● **Work to do**
Copy out every line that contains "Schreiben".

● **Records provided**
______

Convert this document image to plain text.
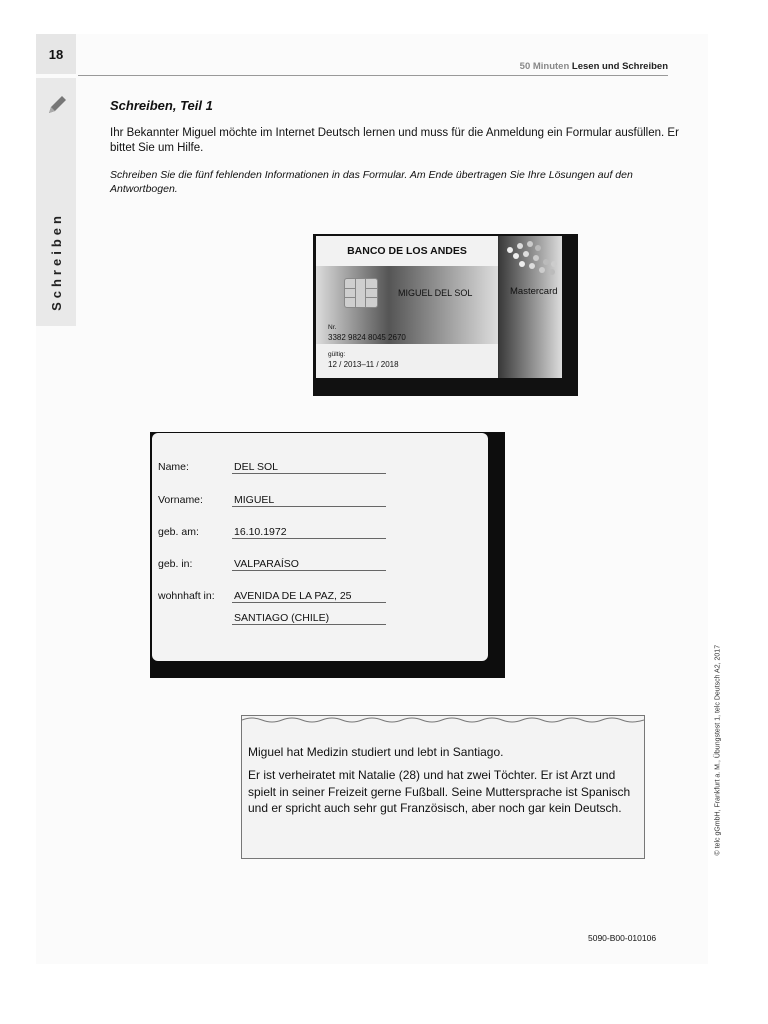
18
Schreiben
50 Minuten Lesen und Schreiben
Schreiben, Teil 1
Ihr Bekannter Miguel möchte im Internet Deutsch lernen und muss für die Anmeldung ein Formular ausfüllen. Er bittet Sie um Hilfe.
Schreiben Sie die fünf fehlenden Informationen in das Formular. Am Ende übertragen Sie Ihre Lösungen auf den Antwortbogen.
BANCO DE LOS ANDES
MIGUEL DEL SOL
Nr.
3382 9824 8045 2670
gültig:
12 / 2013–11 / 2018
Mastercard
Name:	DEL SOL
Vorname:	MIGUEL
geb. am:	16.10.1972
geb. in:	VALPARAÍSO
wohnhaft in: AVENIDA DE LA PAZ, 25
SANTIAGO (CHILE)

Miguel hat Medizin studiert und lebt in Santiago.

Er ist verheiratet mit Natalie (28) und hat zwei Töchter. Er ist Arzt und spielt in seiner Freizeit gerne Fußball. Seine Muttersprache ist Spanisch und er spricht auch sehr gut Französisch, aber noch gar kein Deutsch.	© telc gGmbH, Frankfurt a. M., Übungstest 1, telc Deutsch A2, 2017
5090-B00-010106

______

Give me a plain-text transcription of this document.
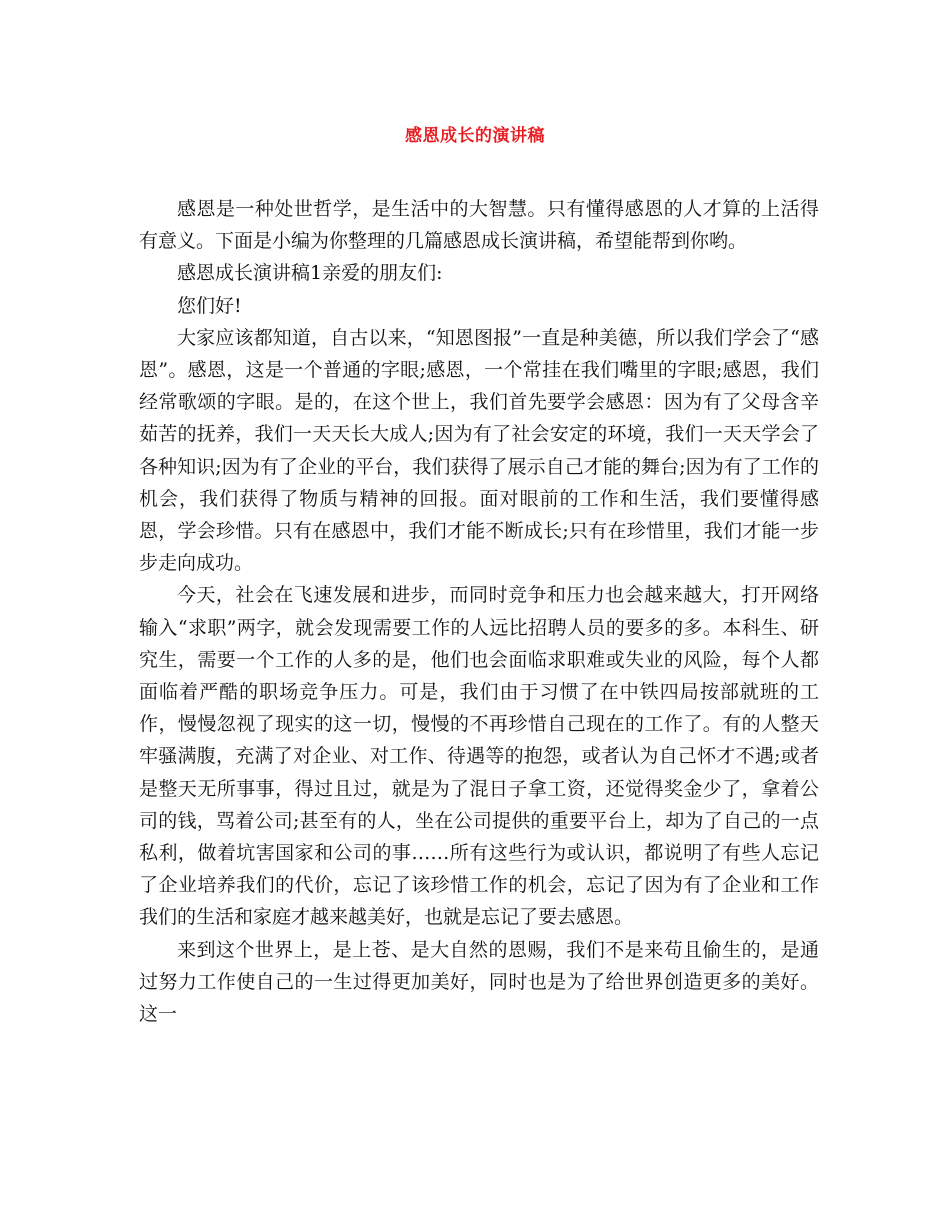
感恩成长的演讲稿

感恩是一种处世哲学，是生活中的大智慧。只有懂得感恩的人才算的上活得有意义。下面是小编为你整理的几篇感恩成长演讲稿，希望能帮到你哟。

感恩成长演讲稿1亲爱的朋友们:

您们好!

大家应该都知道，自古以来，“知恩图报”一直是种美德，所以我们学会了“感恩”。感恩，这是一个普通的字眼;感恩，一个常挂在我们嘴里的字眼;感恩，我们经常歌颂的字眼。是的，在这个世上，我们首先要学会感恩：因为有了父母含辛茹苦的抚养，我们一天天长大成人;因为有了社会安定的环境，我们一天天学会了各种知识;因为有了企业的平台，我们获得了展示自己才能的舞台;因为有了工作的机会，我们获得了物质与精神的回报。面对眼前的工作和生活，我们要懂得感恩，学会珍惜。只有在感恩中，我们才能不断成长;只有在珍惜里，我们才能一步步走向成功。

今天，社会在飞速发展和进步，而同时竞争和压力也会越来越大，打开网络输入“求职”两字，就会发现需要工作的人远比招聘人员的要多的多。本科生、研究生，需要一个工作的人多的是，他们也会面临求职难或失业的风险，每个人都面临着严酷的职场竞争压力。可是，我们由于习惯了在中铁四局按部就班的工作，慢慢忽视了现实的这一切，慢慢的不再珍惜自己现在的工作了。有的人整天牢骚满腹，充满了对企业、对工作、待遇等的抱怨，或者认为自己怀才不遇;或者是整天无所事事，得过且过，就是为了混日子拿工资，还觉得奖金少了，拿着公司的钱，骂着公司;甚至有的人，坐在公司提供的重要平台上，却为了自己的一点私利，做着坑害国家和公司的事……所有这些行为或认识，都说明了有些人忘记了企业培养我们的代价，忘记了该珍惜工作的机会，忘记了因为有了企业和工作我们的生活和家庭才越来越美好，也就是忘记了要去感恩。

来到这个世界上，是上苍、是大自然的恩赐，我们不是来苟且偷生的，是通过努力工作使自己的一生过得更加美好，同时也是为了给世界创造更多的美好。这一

______

● **Correct output**
Schreiben
50 Minuten Lesen und Schreiben
Schreiben, Teil 1
Schreiben Sie die fünf fehlenden Informationen in das Formular. Am Ende übertragen Sie Ihre Lösungen auf den Antwortbogen.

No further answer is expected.